## start Records shown
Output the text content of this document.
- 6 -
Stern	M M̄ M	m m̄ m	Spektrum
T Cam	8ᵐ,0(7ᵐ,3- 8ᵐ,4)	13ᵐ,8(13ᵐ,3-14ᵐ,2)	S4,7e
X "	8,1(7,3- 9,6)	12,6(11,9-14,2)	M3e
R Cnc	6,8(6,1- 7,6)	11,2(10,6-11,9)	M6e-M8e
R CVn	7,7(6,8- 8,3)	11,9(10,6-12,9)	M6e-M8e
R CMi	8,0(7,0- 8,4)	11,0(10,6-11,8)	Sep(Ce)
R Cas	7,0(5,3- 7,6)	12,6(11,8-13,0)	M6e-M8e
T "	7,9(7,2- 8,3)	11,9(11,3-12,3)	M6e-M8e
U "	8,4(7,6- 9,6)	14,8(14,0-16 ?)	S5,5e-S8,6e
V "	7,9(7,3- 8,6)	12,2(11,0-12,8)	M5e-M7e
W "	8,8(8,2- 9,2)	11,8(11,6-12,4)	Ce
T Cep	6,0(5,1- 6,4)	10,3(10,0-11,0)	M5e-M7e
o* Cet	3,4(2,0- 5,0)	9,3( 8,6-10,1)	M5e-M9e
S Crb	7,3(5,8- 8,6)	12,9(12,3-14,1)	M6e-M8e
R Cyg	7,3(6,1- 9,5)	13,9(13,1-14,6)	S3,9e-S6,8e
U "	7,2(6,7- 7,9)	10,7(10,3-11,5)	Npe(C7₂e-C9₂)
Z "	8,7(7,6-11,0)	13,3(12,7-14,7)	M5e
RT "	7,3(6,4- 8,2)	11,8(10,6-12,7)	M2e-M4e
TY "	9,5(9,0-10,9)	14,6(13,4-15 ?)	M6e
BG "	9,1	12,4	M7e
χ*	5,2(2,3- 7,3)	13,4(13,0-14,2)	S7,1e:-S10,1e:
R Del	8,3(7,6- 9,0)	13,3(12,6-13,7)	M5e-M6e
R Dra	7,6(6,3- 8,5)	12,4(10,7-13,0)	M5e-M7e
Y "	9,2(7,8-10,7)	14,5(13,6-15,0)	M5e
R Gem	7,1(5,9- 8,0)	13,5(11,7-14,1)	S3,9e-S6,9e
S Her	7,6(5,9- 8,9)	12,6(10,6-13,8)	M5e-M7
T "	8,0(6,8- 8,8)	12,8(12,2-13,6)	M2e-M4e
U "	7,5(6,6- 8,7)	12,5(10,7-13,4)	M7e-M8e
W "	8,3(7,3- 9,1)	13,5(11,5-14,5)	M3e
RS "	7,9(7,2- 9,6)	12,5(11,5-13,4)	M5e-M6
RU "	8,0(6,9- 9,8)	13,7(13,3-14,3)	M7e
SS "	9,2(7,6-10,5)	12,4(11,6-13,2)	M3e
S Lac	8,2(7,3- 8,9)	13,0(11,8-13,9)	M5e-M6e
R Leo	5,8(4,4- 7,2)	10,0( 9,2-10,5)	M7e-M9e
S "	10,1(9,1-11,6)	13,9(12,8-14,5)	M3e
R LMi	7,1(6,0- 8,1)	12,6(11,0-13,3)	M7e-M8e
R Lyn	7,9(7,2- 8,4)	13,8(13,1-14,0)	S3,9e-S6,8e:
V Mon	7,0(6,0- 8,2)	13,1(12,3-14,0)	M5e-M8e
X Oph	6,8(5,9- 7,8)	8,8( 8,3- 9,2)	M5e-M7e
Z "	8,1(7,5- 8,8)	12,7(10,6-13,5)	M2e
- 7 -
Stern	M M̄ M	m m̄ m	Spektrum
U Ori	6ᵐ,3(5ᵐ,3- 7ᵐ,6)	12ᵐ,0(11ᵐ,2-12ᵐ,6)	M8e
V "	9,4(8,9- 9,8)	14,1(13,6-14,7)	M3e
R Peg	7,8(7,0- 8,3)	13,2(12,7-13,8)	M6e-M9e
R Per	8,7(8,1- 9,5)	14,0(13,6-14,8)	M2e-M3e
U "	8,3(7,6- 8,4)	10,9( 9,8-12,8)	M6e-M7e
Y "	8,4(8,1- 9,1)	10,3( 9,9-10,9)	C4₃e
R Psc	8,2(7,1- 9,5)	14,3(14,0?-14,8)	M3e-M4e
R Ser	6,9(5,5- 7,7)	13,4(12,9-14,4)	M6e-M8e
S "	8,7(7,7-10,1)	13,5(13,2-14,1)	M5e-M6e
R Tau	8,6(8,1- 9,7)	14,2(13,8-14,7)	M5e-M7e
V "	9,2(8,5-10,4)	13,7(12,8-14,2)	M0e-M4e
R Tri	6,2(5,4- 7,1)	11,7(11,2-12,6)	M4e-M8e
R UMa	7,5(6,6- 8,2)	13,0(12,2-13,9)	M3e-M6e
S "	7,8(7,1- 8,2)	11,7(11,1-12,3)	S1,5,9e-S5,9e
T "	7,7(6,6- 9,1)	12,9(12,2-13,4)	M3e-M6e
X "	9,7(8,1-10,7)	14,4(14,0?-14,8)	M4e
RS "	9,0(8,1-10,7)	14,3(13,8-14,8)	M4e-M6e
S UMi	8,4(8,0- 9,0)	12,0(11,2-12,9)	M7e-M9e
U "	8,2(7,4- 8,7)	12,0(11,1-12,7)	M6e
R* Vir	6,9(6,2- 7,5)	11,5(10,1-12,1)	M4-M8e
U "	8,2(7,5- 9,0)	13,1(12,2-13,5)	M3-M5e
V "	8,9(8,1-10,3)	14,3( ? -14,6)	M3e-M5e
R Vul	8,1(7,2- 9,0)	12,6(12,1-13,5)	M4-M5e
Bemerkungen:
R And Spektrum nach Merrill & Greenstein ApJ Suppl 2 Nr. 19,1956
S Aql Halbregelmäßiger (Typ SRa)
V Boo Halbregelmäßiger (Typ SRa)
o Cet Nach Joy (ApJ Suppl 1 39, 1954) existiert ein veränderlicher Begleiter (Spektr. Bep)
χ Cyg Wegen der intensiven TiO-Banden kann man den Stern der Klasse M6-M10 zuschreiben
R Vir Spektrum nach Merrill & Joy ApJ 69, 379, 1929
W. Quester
## end Records shown
* **Prompt**
Repeat the data verbatim.

* **Written response**
Output the text content of this document.
- 6 -
Stern	M M̄ M	m m̄ m	Spektrum
T Cam	8ᵐ,0(7ᵐ,3- 8ᵐ,4)	13ᵐ,8(13ᵐ,3-14ᵐ,2)	S4,7e
X "	8,1(7,3- 9,6)	12,6(11,9-14,2)	M3e
R Cnc	6,8(6,1- 7,6)	11,2(10,6-11,9)	M6e-M8e
R CVn	7,7(6,8- 8,3)	11,9(10,6-12,9)	M6e-M8e
R CMi	8,0(7,0- 8,4)	11,0(10,6-11,8)	Sep(Ce)
R Cas	7,0(5,3- 7,6)	12,6(11,8-13,0)	M6e-M8e
T "	7,9(7,2- 8,3)	11,9(11,3-12,3)	M6e-M8e
U "	8,4(7,6- 9,6)	14,8(14,0-16 ?)	S5,5e-S8,6e
V "	7,9(7,3- 8,6)	12,2(11,0-12,8)	M5e-M7e
W "	8,8(8,2- 9,2)	11,8(11,6-12,4)	Ce
T Cep	6,0(5,1- 6,4)	10,3(10,0-11,0)	M5e-M7e
o* Cet	3,4(2,0- 5,0)	9,3( 8,6-10,1)	M5e-M9e
S Crb	7,3(5,8- 8,6)	12,9(12,3-14,1)	M6e-M8e
R Cyg	7,3(6,1- 9,5)	13,9(13,1-14,6)	S3,9e-S6,8e
U "	7,2(6,7- 7,9)	10,7(10,3-11,5)	Npe(C7₂e-C9₂)
Z "	8,7(7,6-11,0)	13,3(12,7-14,7)	M5e
RT "	7,3(6,4- 8,2)	11,8(10,6-12,7)	M2e-M4e
TY "	9,5(9,0-10,9)	14,6(13,4-15 ?)	M6e
BG "	9,1	12,4	M7e
χ*	5,2(2,3- 7,3)	13,4(13,0-14,2)	S7,1e:-S10,1e:
R Del	8,3(7,6- 9,0)	13,3(12,6-13,7)	M5e-M6e
R Dra	7,6(6,3- 8,5)	12,4(10,7-13,0)	M5e-M7e
Y "	9,2(7,8-10,7)	14,5(13,6-15,0)	M5e
R Gem	7,1(5,9- 8,0)	13,5(11,7-14,1)	S3,9e-S6,9e
S Her	7,6(5,9- 8,9)	12,6(10,6-13,8)	M5e-M7
T "	8,0(6,8- 8,8)	12,8(12,2-13,6)	M2e-M4e
U "	7,5(6,6- 8,7)	12,5(10,7-13,4)	M7e-M8e
W "	8,3(7,3- 9,1)	13,5(11,5-14,5)	M3e
RS "	7,9(7,2- 9,6)	12,5(11,5-13,4)	M5e-M6
RU "	8,0(6,9- 9,8)	13,7(13,3-14,3)	M7e
SS "	9,2(7,6-10,5)	12,4(11,6-13,2)	M3e
S Lac	8,2(7,3- 8,9)	13,0(11,8-13,9)	M5e-M6e
R Leo	5,8(4,4- 7,2)	10,0( 9,2-10,5)	M7e-M9e
S "	10,1(9,1-11,6)	13,9(12,8-14,5)	M3e
R LMi	7,1(6,0- 8,1)	12,6(11,0-13,3)	M7e-M8e
R Lyn	7,9(7,2- 8,4)	13,8(13,1-14,0)	S3,9e-S6,8e:
V Mon	7,0(6,0- 8,2)	13,1(12,3-14,0)	M5e-M8e
X Oph	6,8(5,9- 7,8)	8,8( 8,3- 9,2)	M5e-M7e
Z "	8,1(7,5- 8,8)	12,7(10,6-13,5)	M2e
- 7 -
Stern	M M̄ M	m m̄ m	Spektrum
U Ori	6ᵐ,3(5ᵐ,3- 7ᵐ,6)	12ᵐ,0(11ᵐ,2-12ᵐ,6)	M8e
V "	9,4(8,9- 9,8)	14,1(13,6-14,7)	M3e
R Peg	7,8(7,0- 8,3)	13,2(12,7-13,8)	M6e-M9e
R Per	8,7(8,1- 9,5)	14,0(13,6-14,8)	M2e-M3e
U "	8,3(7,6- 8,4)	10,9( 9,8-12,8)	M6e-M7e
Y "	8,4(8,1- 9,1)	10,3( 9,9-10,9)	C4₃e
R Psc	8,2(7,1- 9,5)	14,3(14,0?-14,8)	M3e-M4e
R Ser	6,9(5,5- 7,7)	13,4(12,9-14,4)	M6e-M8e
S "	8,7(7,7-10,1)	13,5(13,2-14,1)	M5e-M6e
R Tau	8,6(8,1- 9,7)	14,2(13,8-14,7)	M5e-M7e
V "	9,2(8,5-10,4)	13,7(12,8-14,2)	M0e-M4e
R Tri	6,2(5,4- 7,1)	11,7(11,2-12,6)	M4e-M8e
R UMa	7,5(6,6- 8,2)	13,0(12,2-13,9)	M3e-M6e
S "	7,8(7,1- 8,2)	11,7(11,1-12,3)	S1,5,9e-S5,9e
T "	7,7(6,6- 9,1)	12,9(12,2-13,4)	M3e-M6e
X "	9,7(8,1-10,7)	14,4(14,0?-14,8)	M4e
RS "	9,0(8,1-10,7)	14,3(13,8-14,8)	M4e-M6e
S UMi	8,4(8,0- 9,0)	12,0(11,2-12,9)	M7e-M9e
U "	8,2(7,4- 8,7)	12,0(11,1-12,7)	M6e
R* Vir	6,9(6,2- 7,5)	11,5(10,1-12,1)	M4-M8e
U "	8,2(7,5- 9,0)	13,1(12,2-13,5)	M3-M5e
V "	8,9(8,1-10,3)	14,3( ? -14,6)	M3e-M5e
R Vul	8,1(7,2- 9,0)	12,6(12,1-13,5)	M4-M5e
Bemerkungen:
R And Spektrum nach Merrill & Greenstein ApJ Suppl 2 Nr. 19,1956
S Aql Halbregelmäßiger (Typ SRa)
V Boo Halbregelmäßiger (Typ SRa)
o Cet Nach Joy (ApJ Suppl 1 39, 1954) existiert ein veränderlicher Begleiter (Spektr. Bep)
χ Cyg Wegen der intensiven TiO-Banden kann man den Stern der Klasse M6-M10 zuschreiben
R Vir Spektrum nach Merrill & Joy ApJ 69, 379, 1929
W. Quester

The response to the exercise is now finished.